Provided information
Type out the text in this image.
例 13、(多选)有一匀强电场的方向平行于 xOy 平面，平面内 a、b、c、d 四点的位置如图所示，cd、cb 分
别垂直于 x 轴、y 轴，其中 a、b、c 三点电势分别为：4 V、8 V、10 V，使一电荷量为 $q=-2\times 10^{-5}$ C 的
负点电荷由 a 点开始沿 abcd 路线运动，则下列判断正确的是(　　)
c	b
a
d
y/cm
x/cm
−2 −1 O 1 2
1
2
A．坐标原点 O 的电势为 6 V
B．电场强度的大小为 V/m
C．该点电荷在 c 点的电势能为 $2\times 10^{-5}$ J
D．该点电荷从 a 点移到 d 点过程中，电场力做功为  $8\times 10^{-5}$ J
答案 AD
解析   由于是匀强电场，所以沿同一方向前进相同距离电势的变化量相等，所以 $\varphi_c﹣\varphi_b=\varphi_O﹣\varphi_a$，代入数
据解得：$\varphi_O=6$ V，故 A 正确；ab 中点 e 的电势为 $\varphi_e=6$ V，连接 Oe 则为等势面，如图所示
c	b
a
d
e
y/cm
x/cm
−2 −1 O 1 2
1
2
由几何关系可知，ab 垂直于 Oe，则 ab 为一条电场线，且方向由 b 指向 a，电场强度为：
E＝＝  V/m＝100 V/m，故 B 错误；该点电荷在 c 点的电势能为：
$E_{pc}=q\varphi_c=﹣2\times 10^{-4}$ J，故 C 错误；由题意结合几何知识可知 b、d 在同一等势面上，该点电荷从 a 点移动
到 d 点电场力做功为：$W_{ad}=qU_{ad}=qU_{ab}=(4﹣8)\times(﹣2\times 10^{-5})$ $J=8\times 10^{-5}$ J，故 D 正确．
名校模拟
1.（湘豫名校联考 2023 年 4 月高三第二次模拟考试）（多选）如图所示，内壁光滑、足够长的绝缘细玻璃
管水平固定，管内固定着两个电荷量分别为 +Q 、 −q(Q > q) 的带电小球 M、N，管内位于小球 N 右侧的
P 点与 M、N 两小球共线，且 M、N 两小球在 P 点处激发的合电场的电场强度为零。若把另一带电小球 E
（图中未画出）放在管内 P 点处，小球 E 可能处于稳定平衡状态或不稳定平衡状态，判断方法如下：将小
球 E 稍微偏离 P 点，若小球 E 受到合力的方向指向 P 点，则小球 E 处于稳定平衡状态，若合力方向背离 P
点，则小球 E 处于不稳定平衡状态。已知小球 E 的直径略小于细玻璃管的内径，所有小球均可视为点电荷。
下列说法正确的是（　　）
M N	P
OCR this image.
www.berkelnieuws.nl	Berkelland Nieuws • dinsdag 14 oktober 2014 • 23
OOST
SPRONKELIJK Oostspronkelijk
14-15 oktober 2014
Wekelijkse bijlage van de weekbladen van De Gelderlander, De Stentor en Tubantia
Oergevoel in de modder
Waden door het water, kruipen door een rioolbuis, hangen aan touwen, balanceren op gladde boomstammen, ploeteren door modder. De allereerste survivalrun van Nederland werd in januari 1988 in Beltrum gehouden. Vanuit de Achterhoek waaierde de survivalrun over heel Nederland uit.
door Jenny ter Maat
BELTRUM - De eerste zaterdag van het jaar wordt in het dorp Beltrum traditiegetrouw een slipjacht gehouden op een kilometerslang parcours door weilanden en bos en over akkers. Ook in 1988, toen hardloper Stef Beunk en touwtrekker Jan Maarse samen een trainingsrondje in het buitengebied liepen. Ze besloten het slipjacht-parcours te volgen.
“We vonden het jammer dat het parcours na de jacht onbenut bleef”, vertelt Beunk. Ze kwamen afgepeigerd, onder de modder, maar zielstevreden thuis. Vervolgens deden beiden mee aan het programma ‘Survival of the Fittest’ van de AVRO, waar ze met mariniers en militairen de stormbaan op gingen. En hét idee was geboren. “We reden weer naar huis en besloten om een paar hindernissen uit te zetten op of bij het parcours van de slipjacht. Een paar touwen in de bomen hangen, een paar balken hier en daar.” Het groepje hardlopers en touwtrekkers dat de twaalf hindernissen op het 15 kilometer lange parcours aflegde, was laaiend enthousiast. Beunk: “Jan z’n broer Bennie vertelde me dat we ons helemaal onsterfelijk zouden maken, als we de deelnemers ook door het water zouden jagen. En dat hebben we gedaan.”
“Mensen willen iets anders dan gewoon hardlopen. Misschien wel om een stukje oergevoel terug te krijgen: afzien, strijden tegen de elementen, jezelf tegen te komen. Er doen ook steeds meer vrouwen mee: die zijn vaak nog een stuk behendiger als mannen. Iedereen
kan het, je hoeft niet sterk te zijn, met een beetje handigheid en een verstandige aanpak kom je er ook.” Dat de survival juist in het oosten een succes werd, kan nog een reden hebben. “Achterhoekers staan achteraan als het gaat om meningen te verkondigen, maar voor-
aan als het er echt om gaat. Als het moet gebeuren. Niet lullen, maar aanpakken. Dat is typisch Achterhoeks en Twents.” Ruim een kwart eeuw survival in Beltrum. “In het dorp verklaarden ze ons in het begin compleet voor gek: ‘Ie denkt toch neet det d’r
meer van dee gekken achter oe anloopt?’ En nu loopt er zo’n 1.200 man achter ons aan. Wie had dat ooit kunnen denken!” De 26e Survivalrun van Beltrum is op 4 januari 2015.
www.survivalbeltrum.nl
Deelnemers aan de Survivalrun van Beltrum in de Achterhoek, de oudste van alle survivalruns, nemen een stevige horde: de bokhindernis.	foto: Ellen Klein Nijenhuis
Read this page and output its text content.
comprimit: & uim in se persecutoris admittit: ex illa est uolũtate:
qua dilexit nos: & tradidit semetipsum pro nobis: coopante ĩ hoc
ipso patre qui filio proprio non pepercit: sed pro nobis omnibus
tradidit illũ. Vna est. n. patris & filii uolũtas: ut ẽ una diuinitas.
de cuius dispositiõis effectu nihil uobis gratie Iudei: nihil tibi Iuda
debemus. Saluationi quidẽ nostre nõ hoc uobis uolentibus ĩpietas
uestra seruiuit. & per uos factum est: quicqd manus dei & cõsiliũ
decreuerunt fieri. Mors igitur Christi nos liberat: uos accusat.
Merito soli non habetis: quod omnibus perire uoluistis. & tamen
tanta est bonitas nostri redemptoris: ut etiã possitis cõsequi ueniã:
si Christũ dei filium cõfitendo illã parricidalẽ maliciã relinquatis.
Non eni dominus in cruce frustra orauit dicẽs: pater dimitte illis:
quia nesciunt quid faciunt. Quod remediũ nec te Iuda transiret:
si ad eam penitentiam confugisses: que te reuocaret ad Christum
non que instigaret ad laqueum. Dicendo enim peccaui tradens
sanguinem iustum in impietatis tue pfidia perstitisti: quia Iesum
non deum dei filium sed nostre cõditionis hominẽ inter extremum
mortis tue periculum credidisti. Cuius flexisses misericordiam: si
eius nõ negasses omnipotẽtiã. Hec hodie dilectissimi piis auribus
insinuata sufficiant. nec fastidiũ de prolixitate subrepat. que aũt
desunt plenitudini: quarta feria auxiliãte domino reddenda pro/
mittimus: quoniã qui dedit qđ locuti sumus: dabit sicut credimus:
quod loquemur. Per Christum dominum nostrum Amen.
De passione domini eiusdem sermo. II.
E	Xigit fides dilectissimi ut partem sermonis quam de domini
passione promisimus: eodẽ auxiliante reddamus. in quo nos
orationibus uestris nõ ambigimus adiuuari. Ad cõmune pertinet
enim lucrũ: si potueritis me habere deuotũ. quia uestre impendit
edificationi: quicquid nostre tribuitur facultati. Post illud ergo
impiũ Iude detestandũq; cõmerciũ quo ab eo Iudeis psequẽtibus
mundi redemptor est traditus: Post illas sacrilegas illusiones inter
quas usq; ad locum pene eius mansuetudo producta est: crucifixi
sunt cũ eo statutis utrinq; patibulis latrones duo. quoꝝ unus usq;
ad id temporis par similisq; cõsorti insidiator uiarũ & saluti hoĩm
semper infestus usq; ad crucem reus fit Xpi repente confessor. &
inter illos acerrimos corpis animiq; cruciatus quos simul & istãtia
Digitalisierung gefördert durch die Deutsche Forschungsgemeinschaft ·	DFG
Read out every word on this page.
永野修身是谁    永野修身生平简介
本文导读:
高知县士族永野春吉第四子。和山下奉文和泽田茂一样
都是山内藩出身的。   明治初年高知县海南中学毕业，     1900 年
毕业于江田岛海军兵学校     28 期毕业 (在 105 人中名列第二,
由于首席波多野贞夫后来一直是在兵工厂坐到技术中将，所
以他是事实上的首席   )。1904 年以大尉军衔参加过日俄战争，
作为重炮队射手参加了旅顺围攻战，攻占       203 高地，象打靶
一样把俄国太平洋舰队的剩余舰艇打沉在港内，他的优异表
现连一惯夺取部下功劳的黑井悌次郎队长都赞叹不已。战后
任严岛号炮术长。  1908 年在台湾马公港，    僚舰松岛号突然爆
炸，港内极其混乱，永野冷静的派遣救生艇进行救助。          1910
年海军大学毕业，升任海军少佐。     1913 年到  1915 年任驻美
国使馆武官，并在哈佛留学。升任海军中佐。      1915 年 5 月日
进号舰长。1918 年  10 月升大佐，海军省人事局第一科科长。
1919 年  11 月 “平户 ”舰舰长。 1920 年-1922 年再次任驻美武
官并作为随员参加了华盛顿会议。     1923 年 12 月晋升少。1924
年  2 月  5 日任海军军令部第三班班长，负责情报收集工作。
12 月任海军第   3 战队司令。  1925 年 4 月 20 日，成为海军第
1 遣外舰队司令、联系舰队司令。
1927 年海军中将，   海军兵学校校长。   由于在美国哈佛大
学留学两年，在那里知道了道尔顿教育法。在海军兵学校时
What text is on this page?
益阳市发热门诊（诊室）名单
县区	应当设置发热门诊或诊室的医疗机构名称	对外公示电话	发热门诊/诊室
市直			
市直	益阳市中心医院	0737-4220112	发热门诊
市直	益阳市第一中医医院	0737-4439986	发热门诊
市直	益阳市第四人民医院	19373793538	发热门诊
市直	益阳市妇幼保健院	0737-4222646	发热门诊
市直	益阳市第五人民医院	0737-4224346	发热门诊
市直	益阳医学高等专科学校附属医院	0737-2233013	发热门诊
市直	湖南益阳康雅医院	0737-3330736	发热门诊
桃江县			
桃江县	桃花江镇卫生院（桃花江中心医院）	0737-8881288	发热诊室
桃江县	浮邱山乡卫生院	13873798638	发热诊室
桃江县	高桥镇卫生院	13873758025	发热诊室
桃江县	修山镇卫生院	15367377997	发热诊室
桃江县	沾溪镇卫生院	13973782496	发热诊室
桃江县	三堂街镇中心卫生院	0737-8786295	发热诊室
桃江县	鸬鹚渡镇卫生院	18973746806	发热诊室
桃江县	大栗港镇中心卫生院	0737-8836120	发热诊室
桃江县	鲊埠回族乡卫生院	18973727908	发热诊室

Short task
Copy exactly the lines of the listing above, beginning at the line with "Read out every word on this page." and ending at its final line; write out nothing else.

Finished answer
Read out every word on this page.
永野修身是谁    永野修身生平简介
本文导读:
高知县士族永野春吉第四子。和山下奉文和泽田茂一样
都是山内藩出身的。   明治初年高知县海南中学毕业，     1900 年
毕业于江田岛海军兵学校     28 期毕业 (在 105 人中名列第二,
由于首席波多野贞夫后来一直是在兵工厂坐到技术中将，所
以他是事实上的首席   )。1904 年以大尉军衔参加过日俄战争，
作为重炮队射手参加了旅顺围攻战，攻占       203 高地，象打靶
一样把俄国太平洋舰队的剩余舰艇打沉在港内，他的优异表
现连一惯夺取部下功劳的黑井悌次郎队长都赞叹不已。战后
任严岛号炮术长。  1908 年在台湾马公港，    僚舰松岛号突然爆
炸，港内极其混乱，永野冷静的派遣救生艇进行救助。          1910
年海军大学毕业，升任海军少佐。     1913 年到  1915 年任驻美
国使馆武官，并在哈佛留学。升任海军中佐。      1915 年 5 月日
进号舰长。1918 年  10 月升大佐，海军省人事局第一科科长。
1919 年  11 月 “平户 ”舰舰长。 1920 年-1922 年再次任驻美武
官并作为随员参加了华盛顿会议。     1923 年 12 月晋升少。1924
年  2 月  5 日任海军军令部第三班班长，负责情报收集工作。
12 月任海军第   3 战队司令。  1925 年 4 月 20 日，成为海军第
1 遣外舰队司令、联系舰队司令。
1927 年海军中将，   海军兵学校校长。   由于在美国哈佛大
学留学两年，在那里知道了道尔顿教育法。在海军兵学校时
What text is on this page?
益阳市发热门诊（诊室）名单
县区	应当设置发热门诊或诊室的医疗机构名称	对外公示电话	发热门诊/诊室
市直			
市直	益阳市中心医院	0737-4220112	发热门诊
市直	益阳市第一中医医院	0737-4439986	发热门诊
市直	益阳市第四人民医院	19373793538	发热门诊
市直	益阳市妇幼保健院	0737-4222646	发热门诊
市直	益阳市第五人民医院	0737-4224346	发热门诊
市直	益阳医学高等专科学校附属医院	0737-2233013	发热门诊
市直	湖南益阳康雅医院	0737-3330736	发热门诊
桃江县			
桃江县	桃花江镇卫生院（桃花江中心医院）	0737-8881288	发热诊室
桃江县	浮邱山乡卫生院	13873798638	发热诊室
桃江县	高桥镇卫生院	13873758025	发热诊室
桃江县	修山镇卫生院	15367377997	发热诊室
桃江县	沾溪镇卫生院	13973782496	发热诊室
桃江县	三堂街镇中心卫生院	0737-8786295	发热诊室
桃江县	鸬鹚渡镇卫生院	18973746806	发热诊室
桃江县	大栗港镇中心卫生院	0737-8836120	发热诊室
桃江县	鲊埠回族乡卫生院	18973727908	发热诊室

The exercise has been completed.